The records start

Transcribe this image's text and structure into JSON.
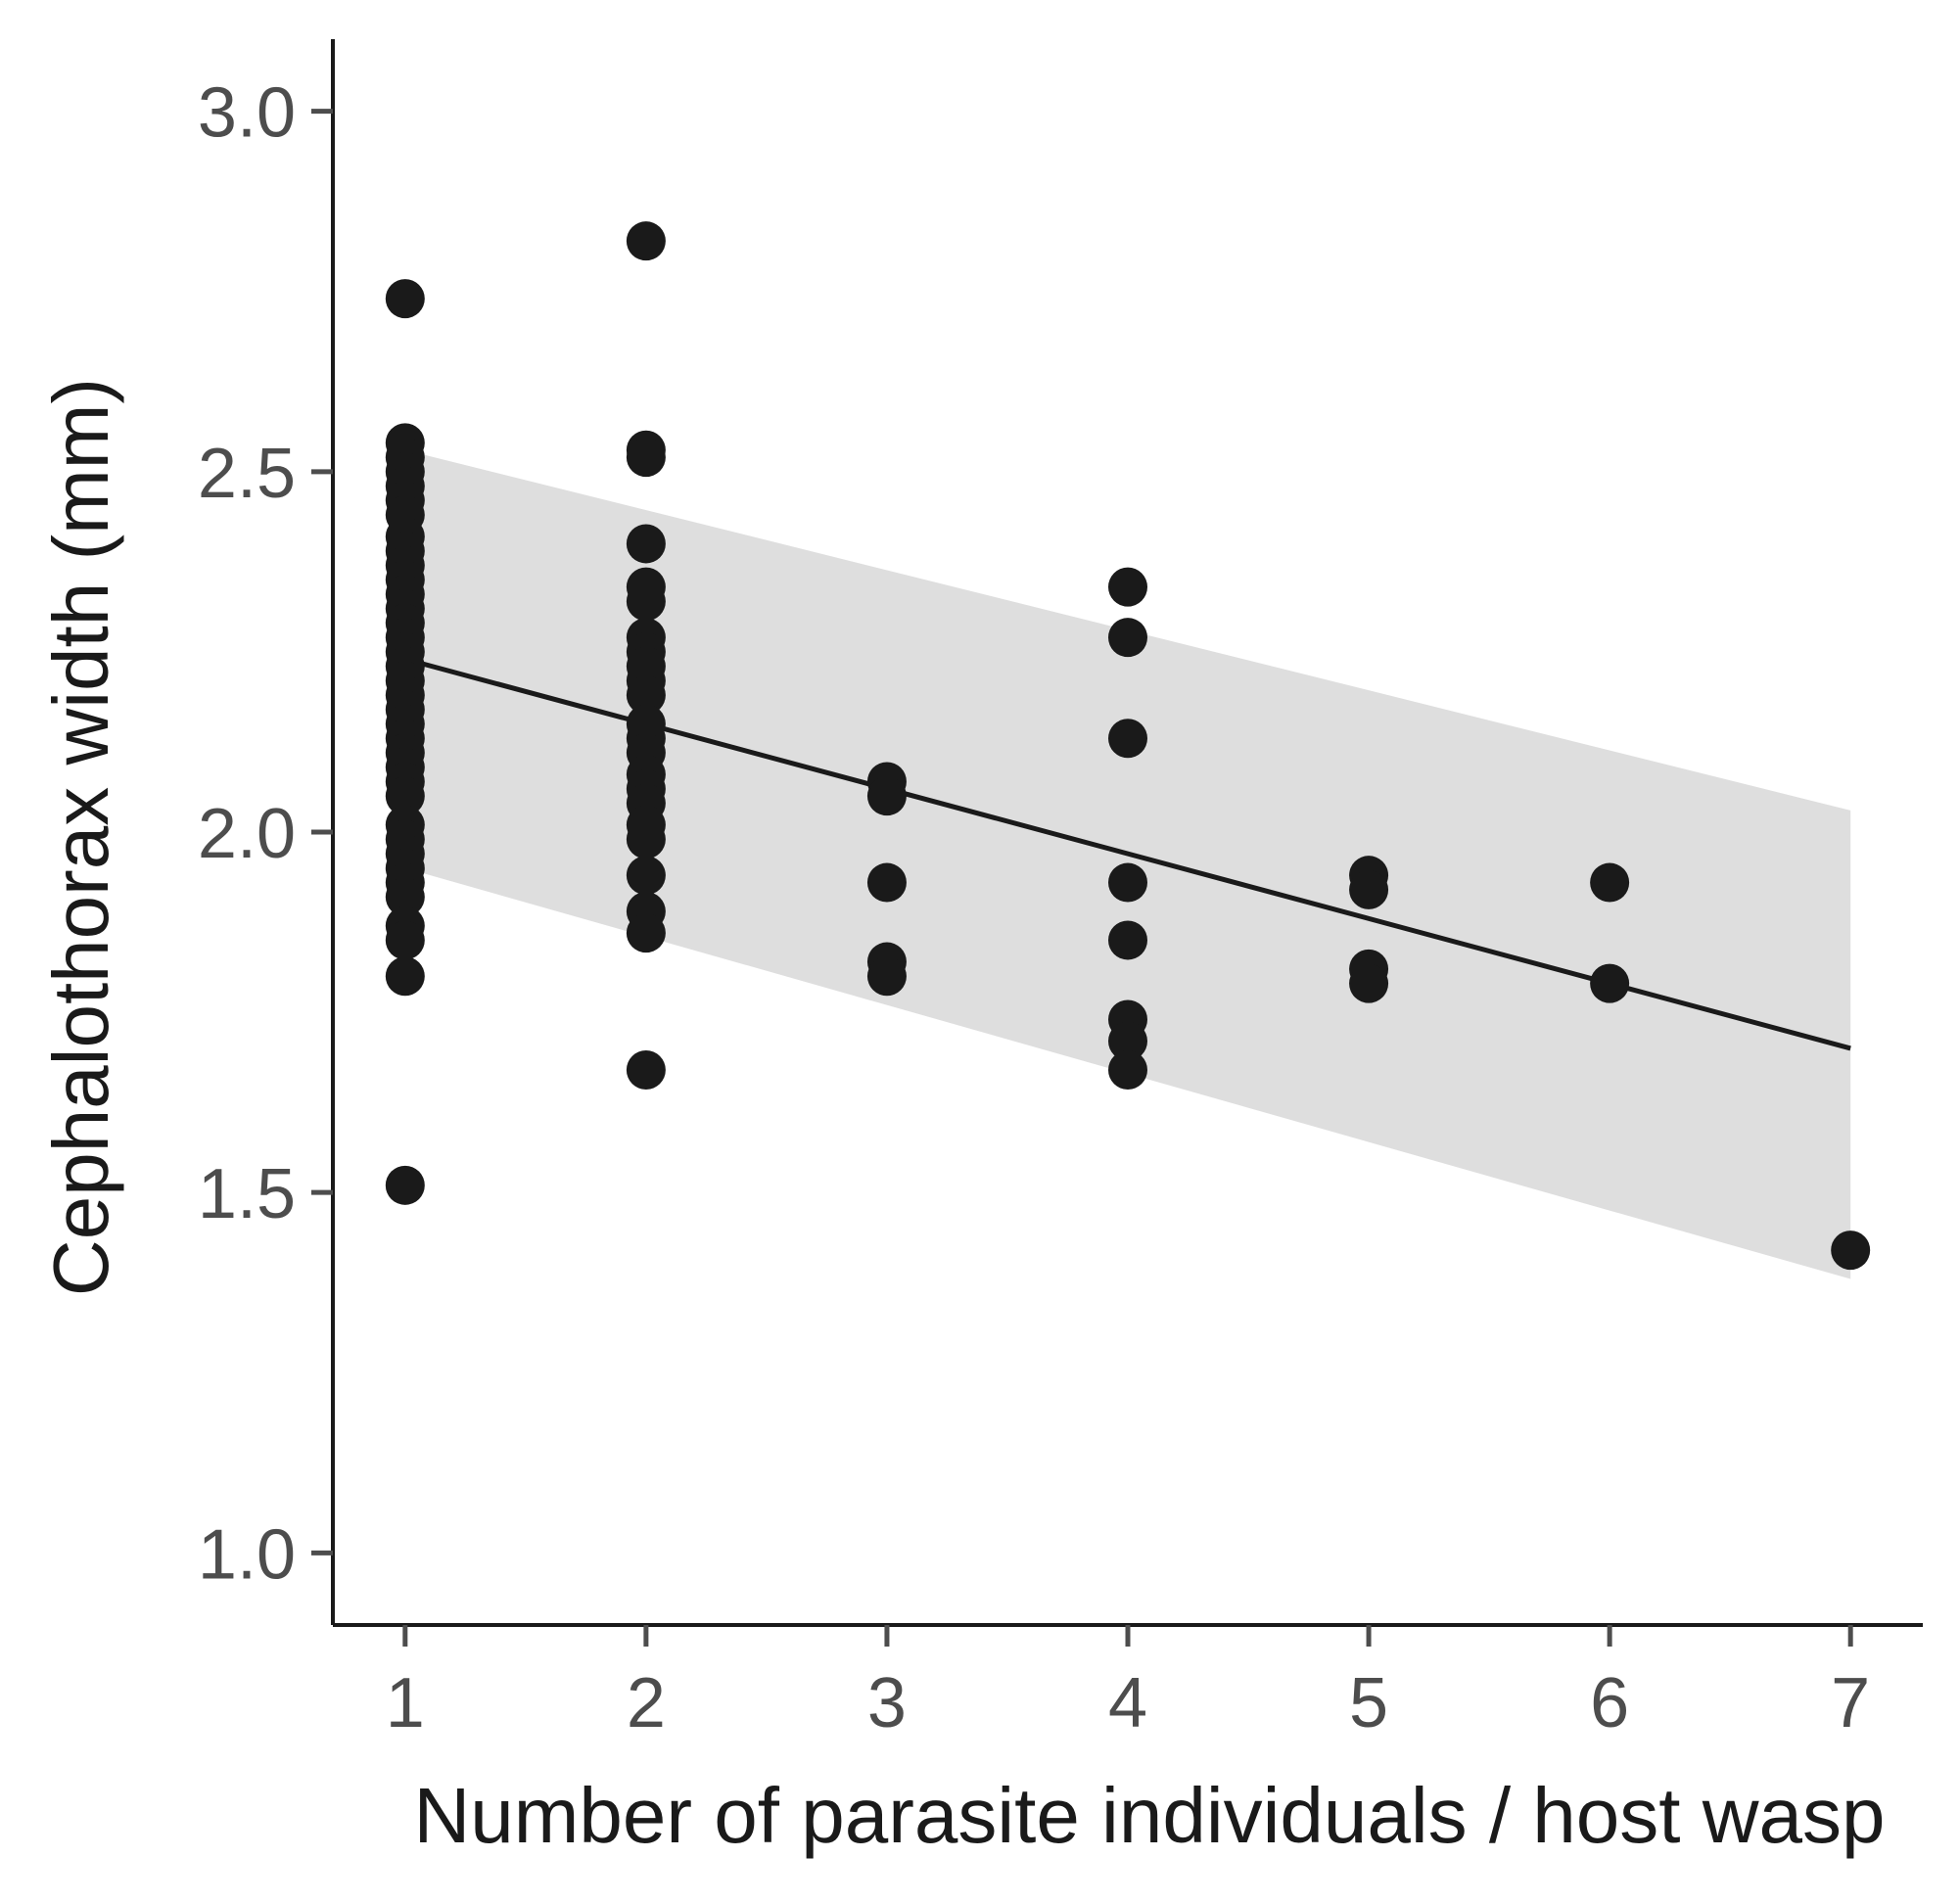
{
  "chart_data": {
    "type": "scatter",
    "xlabel": "Number of parasite individuals / host wasp",
    "ylabel": "Cephalothorax width (mm)",
    "xlim": [
      0.7,
      7.3
    ],
    "ylim": [
      0.9,
      3.1
    ],
    "x_ticks": [
      1,
      2,
      3,
      4,
      5,
      6,
      7
    ],
    "x_tick_labels": [
      "1",
      "2",
      "3",
      "4",
      "5",
      "6",
      "7"
    ],
    "y_ticks": [
      1.0,
      1.5,
      2.0,
      2.5,
      3.0
    ],
    "y_tick_labels": [
      "1.0",
      "1.5",
      "2.0",
      "2.5",
      "3.0"
    ],
    "grid": false,
    "colors": {
      "points": "#1a1a1a",
      "line": "#1a1a1a",
      "band": "#dedede",
      "axis": "#1a1a1a",
      "tick": "#4d4d4d"
    },
    "points": [
      {
        "x": 1,
        "y": 2.74
      },
      {
        "x": 1,
        "y": 2.54
      },
      {
        "x": 1,
        "y": 2.52
      },
      {
        "x": 1,
        "y": 2.5
      },
      {
        "x": 1,
        "y": 2.48
      },
      {
        "x": 1,
        "y": 2.46
      },
      {
        "x": 1,
        "y": 2.44
      },
      {
        "x": 1,
        "y": 2.41
      },
      {
        "x": 1,
        "y": 2.39
      },
      {
        "x": 1,
        "y": 2.37
      },
      {
        "x": 1,
        "y": 2.35
      },
      {
        "x": 1,
        "y": 2.33
      },
      {
        "x": 1,
        "y": 2.31
      },
      {
        "x": 1,
        "y": 2.29
      },
      {
        "x": 1,
        "y": 2.27
      },
      {
        "x": 1,
        "y": 2.25
      },
      {
        "x": 1,
        "y": 2.23
      },
      {
        "x": 1,
        "y": 2.21
      },
      {
        "x": 1,
        "y": 2.19
      },
      {
        "x": 1,
        "y": 2.17
      },
      {
        "x": 1,
        "y": 2.15
      },
      {
        "x": 1,
        "y": 2.13
      },
      {
        "x": 1,
        "y": 2.11
      },
      {
        "x": 1,
        "y": 2.09
      },
      {
        "x": 1,
        "y": 2.07
      },
      {
        "x": 1,
        "y": 2.05
      },
      {
        "x": 1,
        "y": 2.01
      },
      {
        "x": 1,
        "y": 1.99
      },
      {
        "x": 1,
        "y": 1.97
      },
      {
        "x": 1,
        "y": 1.95
      },
      {
        "x": 1,
        "y": 1.93
      },
      {
        "x": 1,
        "y": 1.91
      },
      {
        "x": 1,
        "y": 1.87
      },
      {
        "x": 1,
        "y": 1.85
      },
      {
        "x": 1,
        "y": 1.8
      },
      {
        "x": 1,
        "y": 1.51
      },
      {
        "x": 2,
        "y": 2.82
      },
      {
        "x": 2,
        "y": 2.53
      },
      {
        "x": 2,
        "y": 2.52
      },
      {
        "x": 2,
        "y": 2.4
      },
      {
        "x": 2,
        "y": 2.34
      },
      {
        "x": 2,
        "y": 2.32
      },
      {
        "x": 2,
        "y": 2.27
      },
      {
        "x": 2,
        "y": 2.25
      },
      {
        "x": 2,
        "y": 2.23
      },
      {
        "x": 2,
        "y": 2.21
      },
      {
        "x": 2,
        "y": 2.19
      },
      {
        "x": 2,
        "y": 2.15
      },
      {
        "x": 2,
        "y": 2.13
      },
      {
        "x": 2,
        "y": 2.11
      },
      {
        "x": 2,
        "y": 2.08
      },
      {
        "x": 2,
        "y": 2.06
      },
      {
        "x": 2,
        "y": 2.04
      },
      {
        "x": 2,
        "y": 2.01
      },
      {
        "x": 2,
        "y": 1.99
      },
      {
        "x": 2,
        "y": 1.94
      },
      {
        "x": 2,
        "y": 1.89
      },
      {
        "x": 2,
        "y": 1.86
      },
      {
        "x": 2,
        "y": 1.67
      },
      {
        "x": 3,
        "y": 2.07
      },
      {
        "x": 3,
        "y": 2.05
      },
      {
        "x": 3,
        "y": 1.93
      },
      {
        "x": 3,
        "y": 1.82
      },
      {
        "x": 3,
        "y": 1.8
      },
      {
        "x": 4,
        "y": 2.34
      },
      {
        "x": 4,
        "y": 2.27
      },
      {
        "x": 4,
        "y": 2.13
      },
      {
        "x": 4,
        "y": 1.93
      },
      {
        "x": 4,
        "y": 1.85
      },
      {
        "x": 4,
        "y": 1.74
      },
      {
        "x": 4,
        "y": 1.71
      },
      {
        "x": 4,
        "y": 1.67
      },
      {
        "x": 5,
        "y": 1.94
      },
      {
        "x": 5,
        "y": 1.92
      },
      {
        "x": 5,
        "y": 1.81
      },
      {
        "x": 5,
        "y": 1.79
      },
      {
        "x": 6,
        "y": 1.93
      },
      {
        "x": 6,
        "y": 1.79
      },
      {
        "x": 7,
        "y": 1.42
      }
    ],
    "fit_line": {
      "x": [
        1,
        7
      ],
      "y": [
        2.24,
        1.7
      ]
    },
    "confidence_band": {
      "x": [
        1,
        7
      ],
      "upper": [
        2.53,
        2.03
      ],
      "lower": [
        1.95,
        1.38
      ]
    }
  }
}
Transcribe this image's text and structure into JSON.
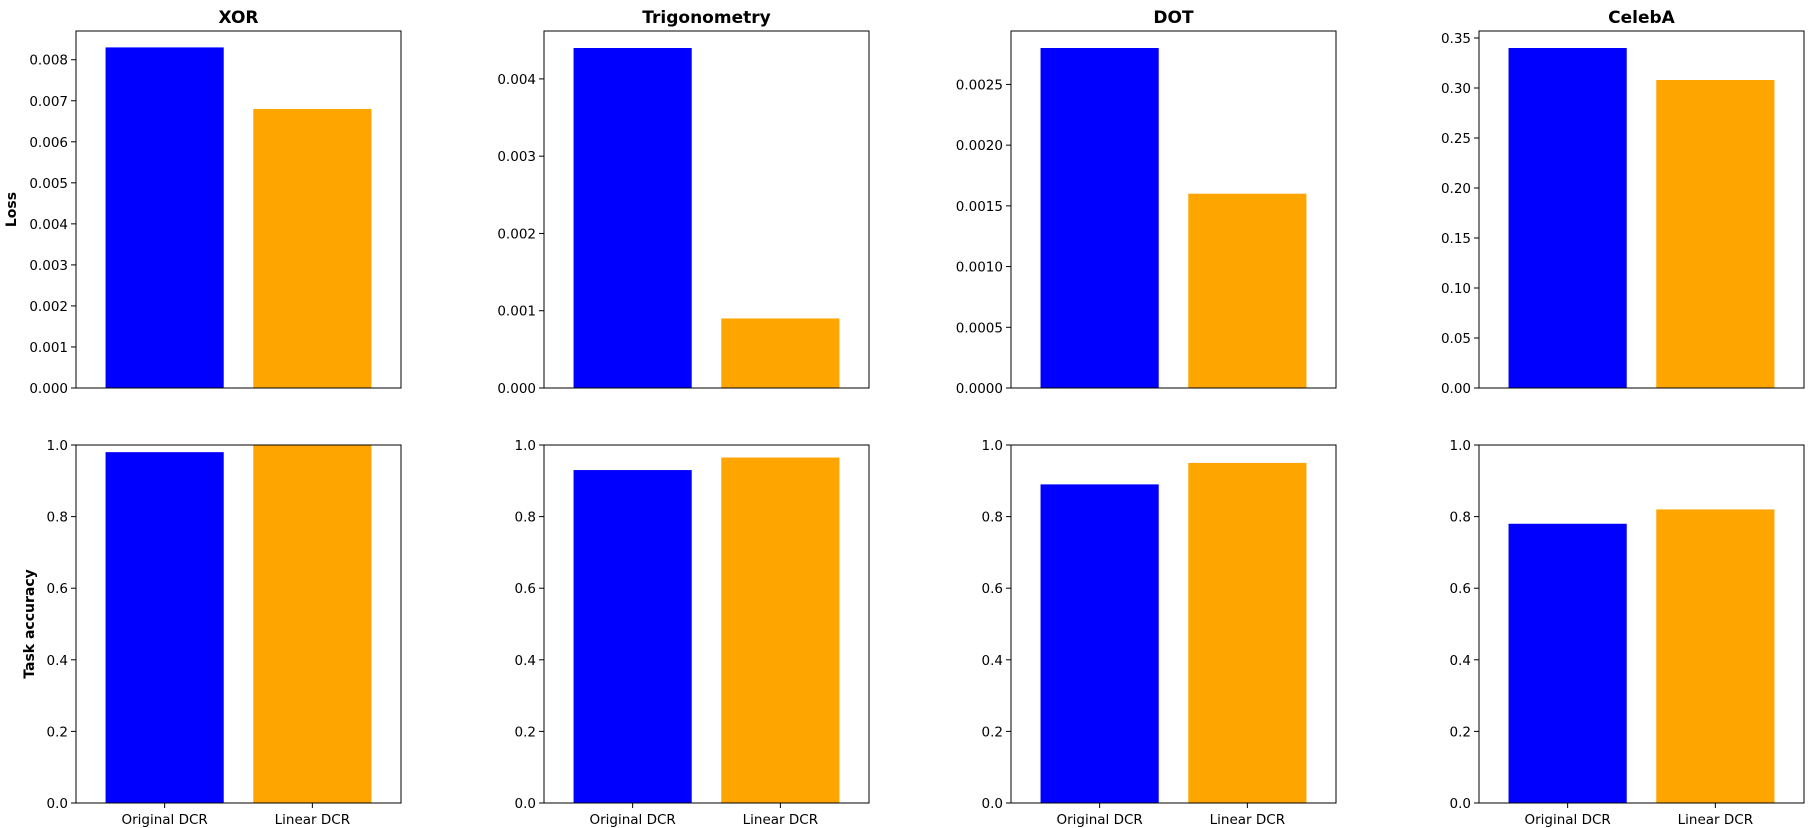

The records end

> _Required work_: Omit pictures; set down the rest of the material word for word.

> _Written response_:
Transcribe this image's text and structure into JSON.
{
  "chart_data": {
    "type": "scatter",
    "xlabel": "Number of parasite individuals / host wasp",
    "ylabel": "Cephalothorax width (mm)",
    "xlim": [
      0.7,
      7.3
    ],
    "ylim": [
      0.9,
      3.1
    ],
    "x_ticks": [
      1,
      2,
      3,
      4,
      5,
      6,
      7
    ],
    "x_tick_labels": [
      "1",
      "2",
      "3",
      "4",
      "5",
      "6",
      "7"
    ],
    "y_ticks": [
      1.0,
      1.5,
      2.0,
      2.5,
      3.0
    ],
    "y_tick_labels": [
      "1.0",
      "1.5",
      "2.0",
      "2.5",
      "3.0"
    ],
    "grid": false,
    "colors": {
      "points": "#1a1a1a",
      "line": "#1a1a1a",
      "band": "#dedede",
      "axis": "#1a1a1a",
      "tick": "#4d4d4d"
    },
    "points": [
      {
        "x": 1,
        "y": 2.74
      },
      {
        "x": 1,
        "y": 2.54
      },
      {
        "x": 1,
        "y": 2.52
      },
      {
        "x": 1,
        "y": 2.5
      },
      {
        "x": 1,
        "y": 2.48
      },
      {
        "x": 1,
        "y": 2.46
      },
      {
        "x": 1,
        "y": 2.44
      },
      {
        "x": 1,
        "y": 2.41
      },
      {
        "x": 1,
        "y": 2.39
      },
      {
        "x": 1,
        "y": 2.37
      },
      {
        "x": 1,
        "y": 2.35
      },
      {
        "x": 1,
        "y": 2.33
      },
      {
        "x": 1,
        "y": 2.31
      },
      {
        "x": 1,
        "y": 2.29
      },
      {
        "x": 1,
        "y": 2.27
      },
      {
        "x": 1,
        "y": 2.25
      },
      {
        "x": 1,
        "y": 2.23
      },
      {
        "x": 1,
        "y": 2.21
      },
      {
        "x": 1,
        "y": 2.19
      },
      {
        "x": 1,
        "y": 2.17
      },
      {
        "x": 1,
        "y": 2.15
      },
      {
        "x": 1,
        "y": 2.13
      },
      {
        "x": 1,
        "y": 2.11
      },
      {
        "x": 1,
        "y": 2.09
      },
      {
        "x": 1,
        "y": 2.07
      },
      {
        "x": 1,
        "y": 2.05
      },
      {
        "x": 1,
        "y": 2.01
      },
      {
        "x": 1,
        "y": 1.99
      },
      {
        "x": 1,
        "y": 1.97
      },
      {
        "x": 1,
        "y": 1.95
      },
      {
        "x": 1,
        "y": 1.93
      },
      {
        "x": 1,
        "y": 1.91
      },
      {
        "x": 1,
        "y": 1.87
      },
      {
        "x": 1,
        "y": 1.85
      },
      {
        "x": 1,
        "y": 1.8
      },
      {
        "x": 1,
        "y": 1.51
      },
      {
        "x": 2,
        "y": 2.82
      },
      {
        "x": 2,
        "y": 2.53
      },
      {
        "x": 2,
        "y": 2.52
      },
      {
        "x": 2,
        "y": 2.4
      },
      {
        "x": 2,
        "y": 2.34
      },
      {
        "x": 2,
        "y": 2.32
      },
      {
        "x": 2,
        "y": 2.27
      },
      {
        "x": 2,
        "y": 2.25
      },
      {
        "x": 2,
        "y": 2.23
      },
      {
        "x": 2,
        "y": 2.21
      },
      {
        "x": 2,
        "y": 2.19
      },
      {
        "x": 2,
        "y": 2.15
      },
      {
        "x": 2,
        "y": 2.13
      },
      {
        "x": 2,
        "y": 2.11
      },
      {
        "x": 2,
        "y": 2.08
      },
      {
        "x": 2,
        "y": 2.06
      },
      {
        "x": 2,
        "y": 2.04
      },
      {
        "x": 2,
        "y": 2.01
      },
      {
        "x": 2,
        "y": 1.99
      },
      {
        "x": 2,
        "y": 1.94
      },
      {
        "x": 2,
        "y": 1.89
      },
      {
        "x": 2,
        "y": 1.86
      },
      {
        "x": 2,
        "y": 1.67
      },
      {
        "x": 3,
        "y": 2.07
      },
      {
        "x": 3,
        "y": 2.05
      },
      {
        "x": 3,
        "y": 1.93
      },
      {
        "x": 3,
        "y": 1.82
      },
      {
        "x": 3,
        "y": 1.8
      },
      {
        "x": 4,
        "y": 2.34
      },
      {
        "x": 4,
        "y": 2.27
      },
      {
        "x": 4,
        "y": 2.13
      },
      {
        "x": 4,
        "y": 1.93
      },
      {
        "x": 4,
        "y": 1.85
      },
      {
        "x": 4,
        "y": 1.74
      },
      {
        "x": 4,
        "y": 1.71
      },
      {
        "x": 4,
        "y": 1.67
      },
      {
        "x": 5,
        "y": 1.94
      },
      {
        "x": 5,
        "y": 1.92
      },
      {
        "x": 5,
        "y": 1.81
      },
      {
        "x": 5,
        "y": 1.79
      },
      {
        "x": 6,
        "y": 1.93
      },
      {
        "x": 6,
        "y": 1.79
      },
      {
        "x": 7,
        "y": 1.42
      }
    ],
    "fit_line": {
      "x": [
        1,
        7
      ],
      "y": [
        2.24,
        1.7
      ]
    },
    "confidence_band": {
      "x": [
        1,
        7
      ],
      "upper": [
        2.53,
        2.03
      ],
      "lower": [
        1.95,
        1.38
      ]
    }
  }
}
Transcribe this image's text and structure into JSON.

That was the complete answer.